Where a line below holds the string "между", copy that line.

begin SUPPLIED DATA

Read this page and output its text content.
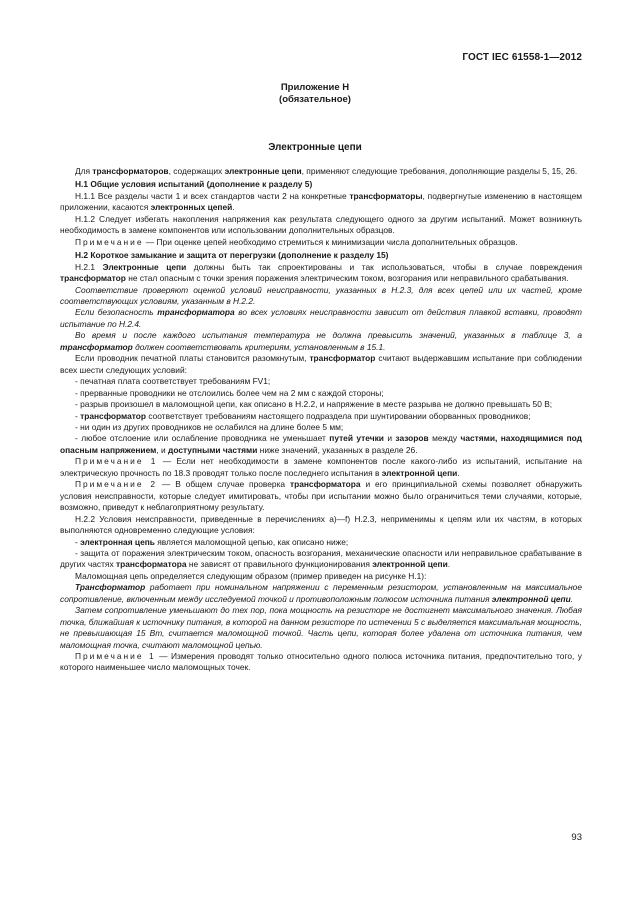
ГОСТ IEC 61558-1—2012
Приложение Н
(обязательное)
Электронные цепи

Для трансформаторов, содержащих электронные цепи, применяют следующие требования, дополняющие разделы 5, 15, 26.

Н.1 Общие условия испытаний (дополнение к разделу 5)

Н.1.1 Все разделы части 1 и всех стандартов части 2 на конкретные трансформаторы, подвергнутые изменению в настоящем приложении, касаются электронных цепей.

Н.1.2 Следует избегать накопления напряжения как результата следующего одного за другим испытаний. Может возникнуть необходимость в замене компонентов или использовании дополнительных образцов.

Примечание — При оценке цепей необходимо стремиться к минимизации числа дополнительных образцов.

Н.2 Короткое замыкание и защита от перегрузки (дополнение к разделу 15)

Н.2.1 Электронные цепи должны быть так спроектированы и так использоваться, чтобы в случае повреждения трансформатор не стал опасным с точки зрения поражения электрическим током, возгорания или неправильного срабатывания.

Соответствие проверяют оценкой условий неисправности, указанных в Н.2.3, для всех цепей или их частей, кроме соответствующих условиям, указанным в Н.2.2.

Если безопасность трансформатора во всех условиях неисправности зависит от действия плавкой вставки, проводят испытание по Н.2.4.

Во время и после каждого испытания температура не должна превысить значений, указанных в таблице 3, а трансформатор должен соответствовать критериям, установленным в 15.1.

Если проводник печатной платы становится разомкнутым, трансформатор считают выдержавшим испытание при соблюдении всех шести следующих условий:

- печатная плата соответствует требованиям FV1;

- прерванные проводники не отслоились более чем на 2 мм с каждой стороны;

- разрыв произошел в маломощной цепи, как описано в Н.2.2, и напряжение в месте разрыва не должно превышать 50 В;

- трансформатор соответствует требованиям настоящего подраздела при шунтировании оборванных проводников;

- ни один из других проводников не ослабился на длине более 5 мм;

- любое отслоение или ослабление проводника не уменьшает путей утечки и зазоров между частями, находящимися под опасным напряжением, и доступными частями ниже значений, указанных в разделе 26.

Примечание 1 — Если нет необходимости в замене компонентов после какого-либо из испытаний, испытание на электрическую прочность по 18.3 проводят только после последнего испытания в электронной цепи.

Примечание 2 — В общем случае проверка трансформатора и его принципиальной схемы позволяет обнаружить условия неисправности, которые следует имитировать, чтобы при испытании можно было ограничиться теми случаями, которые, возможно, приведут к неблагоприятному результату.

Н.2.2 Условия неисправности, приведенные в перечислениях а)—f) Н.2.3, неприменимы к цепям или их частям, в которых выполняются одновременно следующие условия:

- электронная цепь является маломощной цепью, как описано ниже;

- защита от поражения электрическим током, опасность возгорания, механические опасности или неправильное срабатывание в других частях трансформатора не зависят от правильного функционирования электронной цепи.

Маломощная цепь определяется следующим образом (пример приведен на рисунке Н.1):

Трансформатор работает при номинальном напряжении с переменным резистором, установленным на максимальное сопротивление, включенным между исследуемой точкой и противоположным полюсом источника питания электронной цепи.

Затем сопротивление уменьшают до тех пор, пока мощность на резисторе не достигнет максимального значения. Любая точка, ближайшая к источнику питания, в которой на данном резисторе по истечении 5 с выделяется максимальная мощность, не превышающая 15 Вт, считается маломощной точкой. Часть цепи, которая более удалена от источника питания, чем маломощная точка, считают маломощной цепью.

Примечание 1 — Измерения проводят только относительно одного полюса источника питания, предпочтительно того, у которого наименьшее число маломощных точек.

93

end SUPPLIED DATA
begin SUPPLIED DATA

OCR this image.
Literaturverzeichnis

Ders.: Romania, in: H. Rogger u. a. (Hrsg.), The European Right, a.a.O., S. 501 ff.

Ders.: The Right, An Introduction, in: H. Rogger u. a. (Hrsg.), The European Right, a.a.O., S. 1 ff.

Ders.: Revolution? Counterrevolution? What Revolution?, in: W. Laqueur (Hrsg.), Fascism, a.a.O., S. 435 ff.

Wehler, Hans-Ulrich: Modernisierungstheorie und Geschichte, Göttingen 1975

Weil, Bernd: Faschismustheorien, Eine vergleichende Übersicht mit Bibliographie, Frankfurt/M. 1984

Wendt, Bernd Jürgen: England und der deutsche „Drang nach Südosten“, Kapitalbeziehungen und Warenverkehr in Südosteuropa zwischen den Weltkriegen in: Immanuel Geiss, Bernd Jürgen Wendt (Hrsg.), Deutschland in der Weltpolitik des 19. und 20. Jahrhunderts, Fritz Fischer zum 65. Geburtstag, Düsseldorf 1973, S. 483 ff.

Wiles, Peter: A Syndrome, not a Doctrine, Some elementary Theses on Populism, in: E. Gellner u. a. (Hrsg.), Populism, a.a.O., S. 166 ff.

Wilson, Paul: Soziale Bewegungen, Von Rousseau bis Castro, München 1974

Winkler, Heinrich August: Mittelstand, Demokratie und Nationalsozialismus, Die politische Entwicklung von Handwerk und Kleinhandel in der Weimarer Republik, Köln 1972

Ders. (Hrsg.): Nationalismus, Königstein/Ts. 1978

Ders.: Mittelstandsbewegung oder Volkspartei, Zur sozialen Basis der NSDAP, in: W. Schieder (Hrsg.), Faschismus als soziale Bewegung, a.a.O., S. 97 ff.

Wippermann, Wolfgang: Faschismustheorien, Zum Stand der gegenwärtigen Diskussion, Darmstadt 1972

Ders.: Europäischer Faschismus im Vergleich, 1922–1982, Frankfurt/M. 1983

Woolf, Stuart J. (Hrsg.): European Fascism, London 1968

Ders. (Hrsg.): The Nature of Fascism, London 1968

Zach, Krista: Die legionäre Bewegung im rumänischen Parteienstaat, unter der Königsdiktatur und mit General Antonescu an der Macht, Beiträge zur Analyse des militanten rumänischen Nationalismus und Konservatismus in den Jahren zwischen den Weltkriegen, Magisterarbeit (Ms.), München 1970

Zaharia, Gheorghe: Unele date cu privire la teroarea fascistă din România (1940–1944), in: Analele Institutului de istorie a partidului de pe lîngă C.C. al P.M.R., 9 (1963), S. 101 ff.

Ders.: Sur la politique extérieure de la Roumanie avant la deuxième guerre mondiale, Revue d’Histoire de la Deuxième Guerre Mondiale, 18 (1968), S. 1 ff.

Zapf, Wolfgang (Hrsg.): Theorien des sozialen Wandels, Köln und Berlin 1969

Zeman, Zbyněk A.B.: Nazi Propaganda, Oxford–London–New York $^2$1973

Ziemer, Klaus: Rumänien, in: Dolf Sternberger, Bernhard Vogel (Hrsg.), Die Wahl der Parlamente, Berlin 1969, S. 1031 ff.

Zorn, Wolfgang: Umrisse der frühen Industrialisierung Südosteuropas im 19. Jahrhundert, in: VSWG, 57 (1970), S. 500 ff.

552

end SUPPLIED DATA

# [TASK SOLUTION]
- любое отслоение или ослабление проводника не уменьшает путей утечки и зазоров между частями, находящимися под опасным напряжением, и доступными частями ниже значений, указанных в разделе 26.
Трансформатор работает при номинальном напряжении с переменным резистором, установленным на максимальное сопротивление, включенным между исследуемой точкой и противоположным полюсом источника питания электронной цепи.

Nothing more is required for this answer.